◆ **Exercise prompt**
Retype all of the listing exactly, passing over any picture you find.

[Stored data]
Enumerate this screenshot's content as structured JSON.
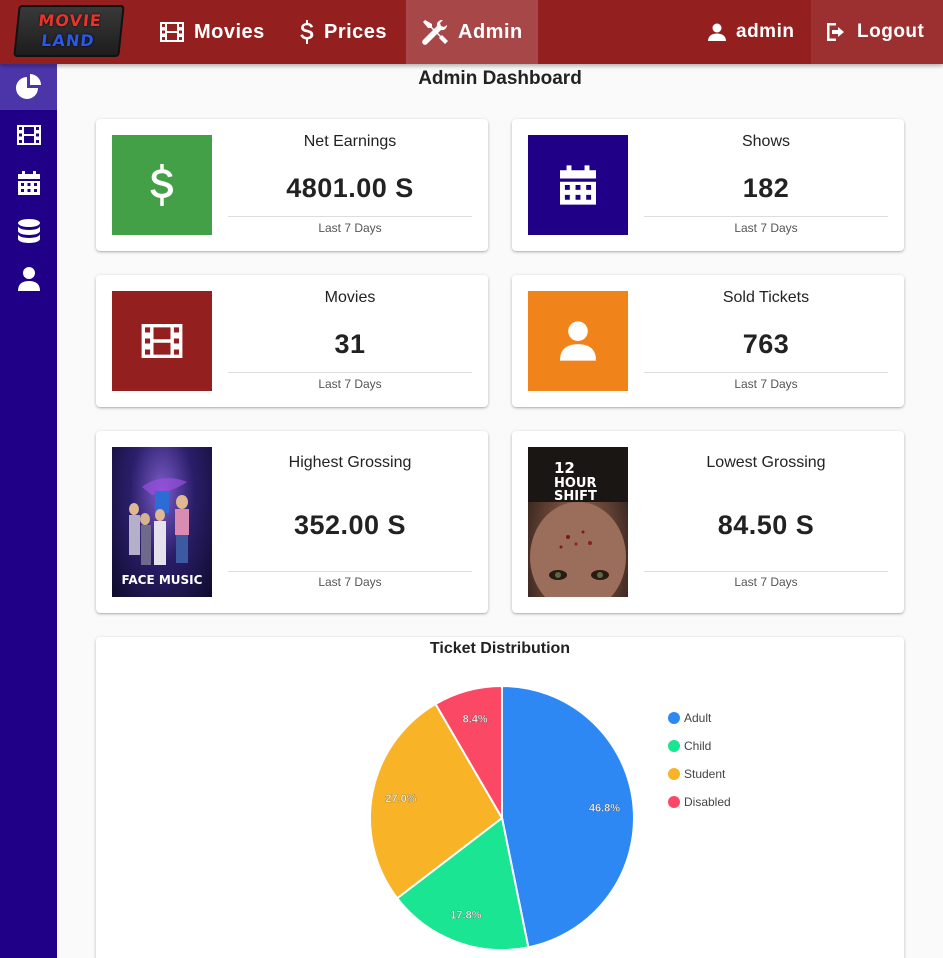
{
  "navbar": {
    "logo_line1": "MOVIE",
    "logo_line2": "LAND",
    "movies": "Movies",
    "prices": "Prices",
    "admin": "Admin",
    "user": "admin",
    "logout": "Logout",
    "color": "#941f1f"
  },
  "sidebar": {
    "color": "#1f0087",
    "items": [
      "pie-chart-icon",
      "film-icon",
      "calendar-icon",
      "database-icon",
      "user-icon"
    ]
  },
  "page_title": "Admin Dashboard",
  "cards": {
    "net_earnings": {
      "title": "Net Earnings",
      "value": "4801.00 S",
      "foot": "Last 7 Days",
      "color": "#43a047"
    },
    "shows": {
      "title": "Shows",
      "value": "182",
      "foot": "Last 7 Days",
      "color": "#1f0087"
    },
    "movies": {
      "title": "Movies",
      "value": "31",
      "foot": "Last 7 Days",
      "color": "#941f1f"
    },
    "sold_tickets": {
      "title": "Sold Tickets",
      "value": "763",
      "foot": "Last 7 Days",
      "color": "#f0841b"
    },
    "highest": {
      "title": "Highest Grossing",
      "value": "352.00 S",
      "foot": "Last 7 Days",
      "poster_text": "FACE MUSIC"
    },
    "lowest": {
      "title": "Lowest Grossing",
      "value": "84.50 S",
      "foot": "Last 7 Days",
      "poster_text_1": "12",
      "poster_text_2": "HOUR",
      "poster_text_3": "SHIFT"
    }
  },
  "chart_data": {
    "type": "pie",
    "title": "Ticket Distribution",
    "categories": [
      "Adult",
      "Child",
      "Student",
      "Disabled"
    ],
    "values": [
      46.8,
      17.8,
      27.0,
      8.4
    ],
    "labels": [
      "46.8%",
      "17.8%",
      "27.0%",
      "8.4%"
    ],
    "colors": [
      "#2e88f3",
      "#19e592",
      "#f9b327",
      "#fb4865"
    ],
    "legend_position": "right"
  }
}
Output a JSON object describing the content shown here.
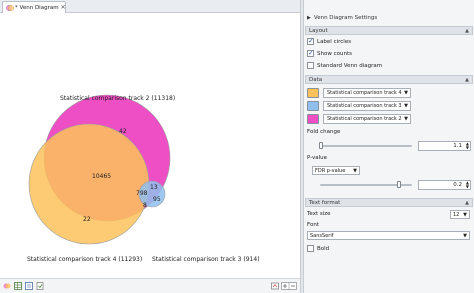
{
  "tab": {
    "title": "* Venn Diagram",
    "close": "✕"
  },
  "venn": {
    "labels": {
      "track2": "Statistical comparison track 2 (11318)",
      "track4": "Statistical comparison track 4 (11293)",
      "track3": "Statistical comparison track 3 (914)"
    },
    "counts": {
      "only2": "42",
      "two_and_four": "10465",
      "only4": "22",
      "all_three": "798",
      "two_and_three": "13",
      "four_and_three": "8",
      "only3": "95"
    },
    "colors": {
      "pink": "#ee4fc4",
      "orange": "#fbc25b",
      "blue": "#8fbfee"
    }
  },
  "settings": {
    "title": "Venn Diagram Settings",
    "layout": {
      "header": "Layout",
      "label_circles": "Label circles",
      "show_counts": "Show counts",
      "standard_venn": "Standard Venn diagram"
    },
    "data": {
      "header": "Data",
      "tracks": [
        {
          "label": "Statistical comparison track 4",
          "color": "#fbc25b"
        },
        {
          "label": "Statistical comparison track 3",
          "color": "#8fbfee"
        },
        {
          "label": "Statistical comparison track 2",
          "color": "#ee4fc4"
        }
      ],
      "fold_change_label": "Fold change",
      "fold_change_value": "1.1",
      "pvalue_label": "P-value",
      "pvalue_type": "FDR p-value",
      "pvalue_value": "0.2"
    },
    "text_format": {
      "header": "Text format",
      "text_size_label": "Text size",
      "text_size_value": "12",
      "font_label": "Font",
      "font_value": "SansSerif",
      "bold_label": "Bold"
    }
  }
}
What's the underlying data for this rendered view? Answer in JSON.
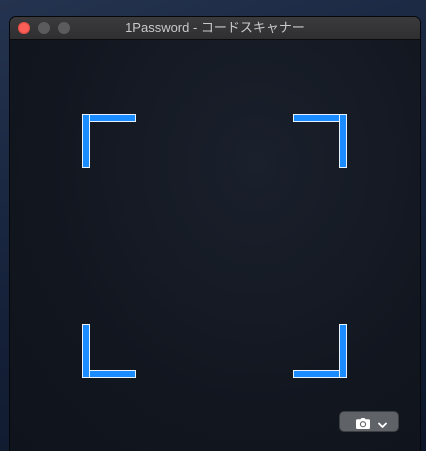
{
  "window": {
    "title": "1Password - コードスキャナー"
  },
  "titlebar": {
    "buttons": [
      "close",
      "minimize",
      "zoom"
    ]
  },
  "scanner": {
    "frame_color": "#1a8cff",
    "corners": [
      "top-left",
      "top-right",
      "bottom-left",
      "bottom-right"
    ]
  },
  "toolbar": {
    "camera_icon": "camera-icon",
    "dropdown_icon": "chevron-down-icon"
  },
  "colors": {
    "close": "#fc5f57",
    "accent": "#1a8cff",
    "window_bg": "#12161f"
  }
}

◆ **Output of the task**
Enumerate this screenshot's content as structured JSON.
{
  "navbar": {
    "logo_line1": "MOVIE",
    "logo_line2": "LAND",
    "movies": "Movies",
    "prices": "Prices",
    "admin": "Admin",
    "user": "admin",
    "logout": "Logout",
    "color": "#941f1f"
  },
  "sidebar": {
    "color": "#1f0087",
    "items": [
      "pie-chart-icon",
      "film-icon",
      "calendar-icon",
      "database-icon",
      "user-icon"
    ]
  },
  "page_title": "Admin Dashboard",
  "cards": {
    "net_earnings": {
      "title": "Net Earnings",
      "value": "4801.00 S",
      "foot": "Last 7 Days",
      "color": "#43a047"
    },
    "shows": {
      "title": "Shows",
      "value": "182",
      "foot": "Last 7 Days",
      "color": "#1f0087"
    },
    "movies": {
      "title": "Movies",
      "value": "31",
      "foot": "Last 7 Days",
      "color": "#941f1f"
    },
    "sold_tickets": {
      "title": "Sold Tickets",
      "value": "763",
      "foot": "Last 7 Days",
      "color": "#f0841b"
    },
    "highest": {
      "title": "Highest Grossing",
      "value": "352.00 S",
      "foot": "Last 7 Days",
      "poster_text": "FACE MUSIC"
    },
    "lowest": {
      "title": "Lowest Grossing",
      "value": "84.50 S",
      "foot": "Last 7 Days",
      "poster_text_1": "12",
      "poster_text_2": "HOUR",
      "poster_text_3": "SHIFT"
    }
  },
  "chart_data": {
    "type": "pie",
    "title": "Ticket Distribution",
    "categories": [
      "Adult",
      "Child",
      "Student",
      "Disabled"
    ],
    "values": [
      46.8,
      17.8,
      27.0,
      8.4
    ],
    "labels": [
      "46.8%",
      "17.8%",
      "27.0%",
      "8.4%"
    ],
    "colors": [
      "#2e88f3",
      "#19e592",
      "#f9b327",
      "#fb4865"
    ],
    "legend_position": "right"
  }
}
Output a JSON object describing the content shown here.
{
  "tab": {
    "title": "* Venn Diagram",
    "close": "✕"
  },
  "venn": {
    "labels": {
      "track2": "Statistical comparison track 2 (11318)",
      "track4": "Statistical comparison track 4 (11293)",
      "track3": "Statistical comparison track 3 (914)"
    },
    "counts": {
      "only2": "42",
      "two_and_four": "10465",
      "only4": "22",
      "all_three": "798",
      "two_and_three": "13",
      "four_and_three": "8",
      "only3": "95"
    },
    "colors": {
      "pink": "#ee4fc4",
      "orange": "#fbc25b",
      "blue": "#8fbfee"
    }
  },
  "settings": {
    "title": "Venn Diagram Settings",
    "layout": {
      "header": "Layout",
      "label_circles": "Label circles",
      "show_counts": "Show counts",
      "standard_venn": "Standard Venn diagram"
    },
    "data": {
      "header": "Data",
      "tracks": [
        {
          "label": "Statistical comparison track 4",
          "color": "#fbc25b"
        },
        {
          "label": "Statistical comparison track 3",
          "color": "#8fbfee"
        },
        {
          "label": "Statistical comparison track 2",
          "color": "#ee4fc4"
        }
      ],
      "fold_change_label": "Fold change",
      "fold_change_value": "1.1",
      "pvalue_label": "P-value",
      "pvalue_type": "FDR p-value",
      "pvalue_value": "0.2"
    },
    "text_format": {
      "header": "Text format",
      "text_size_label": "Text size",
      "text_size_value": "12",
      "font_label": "Font",
      "font_value": "SansSerif",
      "bold_label": "Bold"
    }
  }
}
What's the underlying data for this rendered view? Answer in JSON.
{
  "window": {
    "title": "1Password - コードスキャナー"
  },
  "titlebar": {
    "buttons": [
      "close",
      "minimize",
      "zoom"
    ]
  },
  "scanner": {
    "frame_color": "#1a8cff",
    "corners": [
      "top-left",
      "top-right",
      "bottom-left",
      "bottom-right"
    ]
  },
  "toolbar": {
    "camera_icon": "camera-icon",
    "dropdown_icon": "chevron-down-icon"
  },
  "colors": {
    "close": "#fc5f57",
    "accent": "#1a8cff",
    "window_bg": "#12161f"
  }
}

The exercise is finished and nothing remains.